(Figure dataset records)
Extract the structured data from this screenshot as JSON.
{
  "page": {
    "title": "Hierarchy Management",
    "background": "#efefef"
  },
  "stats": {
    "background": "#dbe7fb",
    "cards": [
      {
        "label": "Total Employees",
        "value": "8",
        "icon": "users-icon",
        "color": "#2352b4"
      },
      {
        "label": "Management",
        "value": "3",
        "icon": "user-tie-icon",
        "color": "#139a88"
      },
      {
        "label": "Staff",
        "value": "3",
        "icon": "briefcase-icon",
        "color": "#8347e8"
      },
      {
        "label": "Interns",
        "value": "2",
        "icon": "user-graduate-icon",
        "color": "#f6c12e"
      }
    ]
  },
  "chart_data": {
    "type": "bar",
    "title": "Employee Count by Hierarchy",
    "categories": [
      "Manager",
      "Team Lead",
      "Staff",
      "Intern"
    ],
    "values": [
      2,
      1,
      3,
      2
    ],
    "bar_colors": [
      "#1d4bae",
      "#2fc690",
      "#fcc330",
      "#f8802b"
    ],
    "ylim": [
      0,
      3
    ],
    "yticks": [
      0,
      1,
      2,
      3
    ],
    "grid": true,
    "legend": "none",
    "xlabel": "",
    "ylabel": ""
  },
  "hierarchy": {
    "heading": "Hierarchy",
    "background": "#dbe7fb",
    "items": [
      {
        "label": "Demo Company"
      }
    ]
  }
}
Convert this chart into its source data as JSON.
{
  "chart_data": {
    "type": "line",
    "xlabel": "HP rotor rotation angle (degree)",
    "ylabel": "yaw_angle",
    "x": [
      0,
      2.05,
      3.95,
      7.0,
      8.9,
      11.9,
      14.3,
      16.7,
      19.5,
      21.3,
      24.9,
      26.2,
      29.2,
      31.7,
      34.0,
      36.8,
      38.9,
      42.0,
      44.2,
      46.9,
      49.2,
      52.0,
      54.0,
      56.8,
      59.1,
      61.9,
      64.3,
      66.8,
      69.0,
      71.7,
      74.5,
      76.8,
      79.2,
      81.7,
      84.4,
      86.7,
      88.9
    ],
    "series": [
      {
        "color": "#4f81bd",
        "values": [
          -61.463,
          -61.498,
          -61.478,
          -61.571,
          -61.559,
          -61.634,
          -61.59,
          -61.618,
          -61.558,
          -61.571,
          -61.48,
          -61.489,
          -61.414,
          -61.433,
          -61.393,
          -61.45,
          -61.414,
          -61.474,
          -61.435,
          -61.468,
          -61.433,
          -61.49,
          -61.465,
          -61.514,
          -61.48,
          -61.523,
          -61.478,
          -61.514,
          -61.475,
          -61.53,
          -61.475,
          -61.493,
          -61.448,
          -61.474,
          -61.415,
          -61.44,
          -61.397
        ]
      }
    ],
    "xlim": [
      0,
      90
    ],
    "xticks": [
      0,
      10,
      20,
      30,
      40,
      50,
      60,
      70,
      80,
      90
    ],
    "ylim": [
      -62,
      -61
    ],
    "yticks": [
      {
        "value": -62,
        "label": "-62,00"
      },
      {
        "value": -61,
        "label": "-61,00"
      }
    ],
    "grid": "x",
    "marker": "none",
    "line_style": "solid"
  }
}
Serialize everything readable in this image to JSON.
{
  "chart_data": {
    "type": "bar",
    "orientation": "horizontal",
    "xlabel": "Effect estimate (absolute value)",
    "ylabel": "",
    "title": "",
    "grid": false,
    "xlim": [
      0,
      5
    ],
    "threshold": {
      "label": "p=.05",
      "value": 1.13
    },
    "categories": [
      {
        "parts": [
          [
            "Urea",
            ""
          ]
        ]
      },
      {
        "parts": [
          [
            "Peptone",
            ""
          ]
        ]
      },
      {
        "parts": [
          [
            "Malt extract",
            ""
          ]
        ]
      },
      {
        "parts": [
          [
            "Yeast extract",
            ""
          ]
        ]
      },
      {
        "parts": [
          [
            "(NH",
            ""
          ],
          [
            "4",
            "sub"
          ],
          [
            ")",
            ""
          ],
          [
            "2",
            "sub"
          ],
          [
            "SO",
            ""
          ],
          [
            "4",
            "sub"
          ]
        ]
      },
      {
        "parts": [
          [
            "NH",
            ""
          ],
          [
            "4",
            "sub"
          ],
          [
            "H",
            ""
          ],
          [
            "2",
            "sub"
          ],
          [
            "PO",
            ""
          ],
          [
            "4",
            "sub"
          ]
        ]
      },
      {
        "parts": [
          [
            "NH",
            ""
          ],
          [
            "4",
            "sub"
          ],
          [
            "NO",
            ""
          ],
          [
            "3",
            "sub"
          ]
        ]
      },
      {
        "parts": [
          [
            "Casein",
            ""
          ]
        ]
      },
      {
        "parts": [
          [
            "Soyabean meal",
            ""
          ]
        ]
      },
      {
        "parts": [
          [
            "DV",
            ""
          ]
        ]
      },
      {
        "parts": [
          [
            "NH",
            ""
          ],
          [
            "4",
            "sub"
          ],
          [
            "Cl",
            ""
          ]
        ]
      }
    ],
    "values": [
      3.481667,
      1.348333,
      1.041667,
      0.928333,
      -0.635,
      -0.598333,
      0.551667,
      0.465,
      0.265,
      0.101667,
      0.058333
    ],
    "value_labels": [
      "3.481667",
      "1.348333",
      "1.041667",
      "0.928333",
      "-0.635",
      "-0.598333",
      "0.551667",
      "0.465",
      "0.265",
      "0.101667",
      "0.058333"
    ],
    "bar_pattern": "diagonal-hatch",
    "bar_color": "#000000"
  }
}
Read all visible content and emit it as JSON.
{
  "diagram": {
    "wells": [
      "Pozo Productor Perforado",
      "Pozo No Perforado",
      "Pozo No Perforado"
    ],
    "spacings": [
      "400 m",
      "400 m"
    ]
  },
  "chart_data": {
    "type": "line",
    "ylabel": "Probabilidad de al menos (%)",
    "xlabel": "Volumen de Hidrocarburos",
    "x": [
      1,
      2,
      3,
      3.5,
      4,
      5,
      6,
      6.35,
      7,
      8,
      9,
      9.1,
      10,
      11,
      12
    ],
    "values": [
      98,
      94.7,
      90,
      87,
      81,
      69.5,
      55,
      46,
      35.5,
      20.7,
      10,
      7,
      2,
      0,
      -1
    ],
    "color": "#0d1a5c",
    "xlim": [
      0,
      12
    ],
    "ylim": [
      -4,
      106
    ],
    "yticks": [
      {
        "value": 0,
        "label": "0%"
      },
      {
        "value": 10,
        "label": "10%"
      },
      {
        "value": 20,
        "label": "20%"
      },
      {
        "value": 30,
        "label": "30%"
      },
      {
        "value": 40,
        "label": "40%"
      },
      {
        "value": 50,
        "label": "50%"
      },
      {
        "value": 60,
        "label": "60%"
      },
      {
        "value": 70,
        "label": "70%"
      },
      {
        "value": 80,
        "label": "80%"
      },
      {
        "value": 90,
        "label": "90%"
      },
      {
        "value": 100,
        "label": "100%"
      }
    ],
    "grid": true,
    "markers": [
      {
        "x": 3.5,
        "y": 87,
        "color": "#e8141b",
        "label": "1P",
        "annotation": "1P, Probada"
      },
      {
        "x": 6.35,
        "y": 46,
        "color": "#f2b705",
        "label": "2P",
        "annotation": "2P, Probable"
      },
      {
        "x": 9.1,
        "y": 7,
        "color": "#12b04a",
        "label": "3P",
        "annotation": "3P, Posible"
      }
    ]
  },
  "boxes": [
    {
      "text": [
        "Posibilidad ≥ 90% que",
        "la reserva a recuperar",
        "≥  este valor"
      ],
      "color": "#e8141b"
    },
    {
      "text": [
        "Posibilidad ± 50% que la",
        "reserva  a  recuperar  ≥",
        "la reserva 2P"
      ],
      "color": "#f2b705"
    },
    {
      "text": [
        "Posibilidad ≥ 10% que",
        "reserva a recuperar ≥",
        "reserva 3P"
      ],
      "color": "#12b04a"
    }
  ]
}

### GOAL
Copy out every line of the listing that includes the string "Pozo".

### EXERCISE OUTPUT
      "Pozo Productor Perforado",
      "Pozo No Perforado",
      "Pozo No Perforado"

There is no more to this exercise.